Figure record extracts
____
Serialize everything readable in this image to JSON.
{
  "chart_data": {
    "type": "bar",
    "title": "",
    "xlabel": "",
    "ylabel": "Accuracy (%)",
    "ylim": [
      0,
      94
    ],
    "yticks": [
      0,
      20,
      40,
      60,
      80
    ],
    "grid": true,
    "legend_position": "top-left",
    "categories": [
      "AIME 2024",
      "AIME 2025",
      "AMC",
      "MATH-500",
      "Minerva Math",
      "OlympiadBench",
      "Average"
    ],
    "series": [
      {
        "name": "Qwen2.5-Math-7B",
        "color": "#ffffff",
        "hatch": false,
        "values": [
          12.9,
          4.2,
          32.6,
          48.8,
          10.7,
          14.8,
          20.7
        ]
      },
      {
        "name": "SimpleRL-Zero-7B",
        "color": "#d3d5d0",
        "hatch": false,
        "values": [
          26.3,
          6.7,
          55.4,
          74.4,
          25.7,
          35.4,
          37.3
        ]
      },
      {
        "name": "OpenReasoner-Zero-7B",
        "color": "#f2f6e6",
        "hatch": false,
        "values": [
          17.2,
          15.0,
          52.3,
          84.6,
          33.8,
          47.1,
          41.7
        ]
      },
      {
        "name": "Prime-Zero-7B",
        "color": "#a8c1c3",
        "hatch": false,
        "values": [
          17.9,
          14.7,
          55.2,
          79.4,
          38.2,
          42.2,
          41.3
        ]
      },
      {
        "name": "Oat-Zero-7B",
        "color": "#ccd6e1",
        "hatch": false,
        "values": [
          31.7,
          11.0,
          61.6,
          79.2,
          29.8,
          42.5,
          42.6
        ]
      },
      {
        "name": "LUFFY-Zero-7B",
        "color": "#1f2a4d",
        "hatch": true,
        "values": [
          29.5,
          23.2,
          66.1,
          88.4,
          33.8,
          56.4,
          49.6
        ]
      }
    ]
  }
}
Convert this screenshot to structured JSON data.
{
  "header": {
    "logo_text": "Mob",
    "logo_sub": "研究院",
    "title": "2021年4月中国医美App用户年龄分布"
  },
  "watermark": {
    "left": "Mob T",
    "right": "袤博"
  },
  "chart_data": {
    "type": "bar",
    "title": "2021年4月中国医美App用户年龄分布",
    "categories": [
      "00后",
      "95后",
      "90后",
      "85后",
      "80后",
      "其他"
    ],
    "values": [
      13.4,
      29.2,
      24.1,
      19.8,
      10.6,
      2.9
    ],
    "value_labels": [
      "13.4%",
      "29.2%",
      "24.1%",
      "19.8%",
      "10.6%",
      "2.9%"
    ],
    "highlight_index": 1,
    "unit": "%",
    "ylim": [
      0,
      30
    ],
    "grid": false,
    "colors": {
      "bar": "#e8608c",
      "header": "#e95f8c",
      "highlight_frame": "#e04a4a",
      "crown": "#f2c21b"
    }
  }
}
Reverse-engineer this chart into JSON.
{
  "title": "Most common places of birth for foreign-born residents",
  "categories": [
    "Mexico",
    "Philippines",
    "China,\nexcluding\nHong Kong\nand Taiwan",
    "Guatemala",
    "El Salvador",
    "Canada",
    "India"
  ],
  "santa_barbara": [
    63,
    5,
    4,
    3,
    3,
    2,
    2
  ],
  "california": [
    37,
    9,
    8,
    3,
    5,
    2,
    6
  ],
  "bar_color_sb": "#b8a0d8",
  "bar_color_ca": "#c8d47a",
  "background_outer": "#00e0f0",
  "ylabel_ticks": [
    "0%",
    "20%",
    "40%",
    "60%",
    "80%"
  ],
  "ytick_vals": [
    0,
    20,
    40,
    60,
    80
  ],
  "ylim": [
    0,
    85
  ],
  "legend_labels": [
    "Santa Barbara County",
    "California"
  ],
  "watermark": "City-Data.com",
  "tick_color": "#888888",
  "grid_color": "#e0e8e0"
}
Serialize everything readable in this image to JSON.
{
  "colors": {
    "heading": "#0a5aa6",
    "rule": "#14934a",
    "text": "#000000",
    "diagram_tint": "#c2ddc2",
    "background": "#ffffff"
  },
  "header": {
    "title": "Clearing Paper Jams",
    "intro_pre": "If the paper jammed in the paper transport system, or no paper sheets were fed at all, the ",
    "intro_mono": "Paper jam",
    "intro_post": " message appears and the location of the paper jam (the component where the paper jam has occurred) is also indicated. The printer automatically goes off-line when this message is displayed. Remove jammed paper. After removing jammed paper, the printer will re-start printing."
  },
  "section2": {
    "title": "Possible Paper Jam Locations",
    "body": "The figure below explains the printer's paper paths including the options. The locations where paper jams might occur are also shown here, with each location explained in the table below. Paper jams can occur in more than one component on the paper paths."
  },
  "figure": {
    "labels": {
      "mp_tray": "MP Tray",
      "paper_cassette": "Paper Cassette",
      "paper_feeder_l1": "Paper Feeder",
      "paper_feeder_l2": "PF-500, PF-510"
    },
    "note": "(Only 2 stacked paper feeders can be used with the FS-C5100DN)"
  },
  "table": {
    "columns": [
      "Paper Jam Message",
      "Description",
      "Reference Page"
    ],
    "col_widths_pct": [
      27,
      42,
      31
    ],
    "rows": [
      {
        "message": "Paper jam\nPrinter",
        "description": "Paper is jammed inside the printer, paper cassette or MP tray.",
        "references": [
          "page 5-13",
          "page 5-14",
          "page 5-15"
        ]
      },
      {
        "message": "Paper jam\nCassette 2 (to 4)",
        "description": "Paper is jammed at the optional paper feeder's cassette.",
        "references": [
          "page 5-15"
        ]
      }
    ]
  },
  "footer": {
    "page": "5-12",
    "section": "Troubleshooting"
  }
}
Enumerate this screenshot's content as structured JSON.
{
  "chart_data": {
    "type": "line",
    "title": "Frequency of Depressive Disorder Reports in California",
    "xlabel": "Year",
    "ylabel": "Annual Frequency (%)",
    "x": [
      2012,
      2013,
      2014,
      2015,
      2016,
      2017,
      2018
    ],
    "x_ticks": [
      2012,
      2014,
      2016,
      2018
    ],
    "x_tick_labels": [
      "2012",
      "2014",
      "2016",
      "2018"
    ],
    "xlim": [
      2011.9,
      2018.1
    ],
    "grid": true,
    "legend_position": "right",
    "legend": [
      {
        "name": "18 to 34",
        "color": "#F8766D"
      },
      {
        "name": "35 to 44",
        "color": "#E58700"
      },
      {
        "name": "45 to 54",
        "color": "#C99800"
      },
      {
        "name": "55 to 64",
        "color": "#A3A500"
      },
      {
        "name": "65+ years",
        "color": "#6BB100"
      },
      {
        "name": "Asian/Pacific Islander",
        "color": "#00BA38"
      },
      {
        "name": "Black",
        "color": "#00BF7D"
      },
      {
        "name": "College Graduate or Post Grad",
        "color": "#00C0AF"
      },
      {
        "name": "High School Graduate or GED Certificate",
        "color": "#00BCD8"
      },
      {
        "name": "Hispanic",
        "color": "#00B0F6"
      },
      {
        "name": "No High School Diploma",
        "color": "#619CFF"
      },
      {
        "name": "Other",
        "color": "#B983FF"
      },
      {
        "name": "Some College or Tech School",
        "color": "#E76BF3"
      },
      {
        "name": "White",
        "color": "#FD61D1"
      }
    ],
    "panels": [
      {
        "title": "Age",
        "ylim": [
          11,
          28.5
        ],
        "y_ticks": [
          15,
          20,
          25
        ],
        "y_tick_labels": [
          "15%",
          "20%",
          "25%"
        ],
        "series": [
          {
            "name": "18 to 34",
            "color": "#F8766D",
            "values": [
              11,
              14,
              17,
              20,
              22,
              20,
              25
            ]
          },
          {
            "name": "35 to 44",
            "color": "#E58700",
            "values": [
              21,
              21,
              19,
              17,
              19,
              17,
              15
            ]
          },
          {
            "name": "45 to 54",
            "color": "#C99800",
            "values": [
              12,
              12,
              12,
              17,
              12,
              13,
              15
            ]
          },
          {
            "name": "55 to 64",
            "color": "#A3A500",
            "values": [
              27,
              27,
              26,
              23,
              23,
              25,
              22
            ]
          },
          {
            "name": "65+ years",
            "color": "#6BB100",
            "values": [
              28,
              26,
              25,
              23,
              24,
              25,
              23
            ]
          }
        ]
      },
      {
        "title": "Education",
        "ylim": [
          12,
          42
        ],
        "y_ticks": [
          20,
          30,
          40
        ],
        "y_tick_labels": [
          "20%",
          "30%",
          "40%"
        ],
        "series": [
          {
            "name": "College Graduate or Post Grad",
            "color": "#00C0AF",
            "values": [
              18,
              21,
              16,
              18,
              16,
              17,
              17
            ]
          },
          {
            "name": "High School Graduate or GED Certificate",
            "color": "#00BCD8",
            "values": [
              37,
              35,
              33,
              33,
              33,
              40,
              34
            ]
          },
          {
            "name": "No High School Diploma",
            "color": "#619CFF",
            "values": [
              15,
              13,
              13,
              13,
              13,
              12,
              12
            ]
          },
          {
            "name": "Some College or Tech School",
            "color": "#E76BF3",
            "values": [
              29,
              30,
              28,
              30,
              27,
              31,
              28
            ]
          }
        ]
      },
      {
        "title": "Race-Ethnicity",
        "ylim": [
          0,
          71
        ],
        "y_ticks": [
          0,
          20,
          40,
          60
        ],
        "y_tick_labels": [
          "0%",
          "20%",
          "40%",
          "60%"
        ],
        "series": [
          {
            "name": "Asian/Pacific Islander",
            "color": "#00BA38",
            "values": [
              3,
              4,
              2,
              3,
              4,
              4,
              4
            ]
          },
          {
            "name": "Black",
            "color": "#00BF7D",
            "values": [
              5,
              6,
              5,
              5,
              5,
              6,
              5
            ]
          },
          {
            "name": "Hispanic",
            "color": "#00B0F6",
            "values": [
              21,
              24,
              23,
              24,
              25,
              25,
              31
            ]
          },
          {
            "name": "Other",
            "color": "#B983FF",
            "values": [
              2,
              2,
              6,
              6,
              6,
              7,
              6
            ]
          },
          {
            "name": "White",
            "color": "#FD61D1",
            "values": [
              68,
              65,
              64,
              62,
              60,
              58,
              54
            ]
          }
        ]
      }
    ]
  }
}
____
■ Required task ■
Search the data for "Frequency" and list every line in which it occurs.

■ Finished exercise ■
    "title": "Frequency of Depressive Disorder Reports in California",
    "ylabel": "Annual Frequency (%)",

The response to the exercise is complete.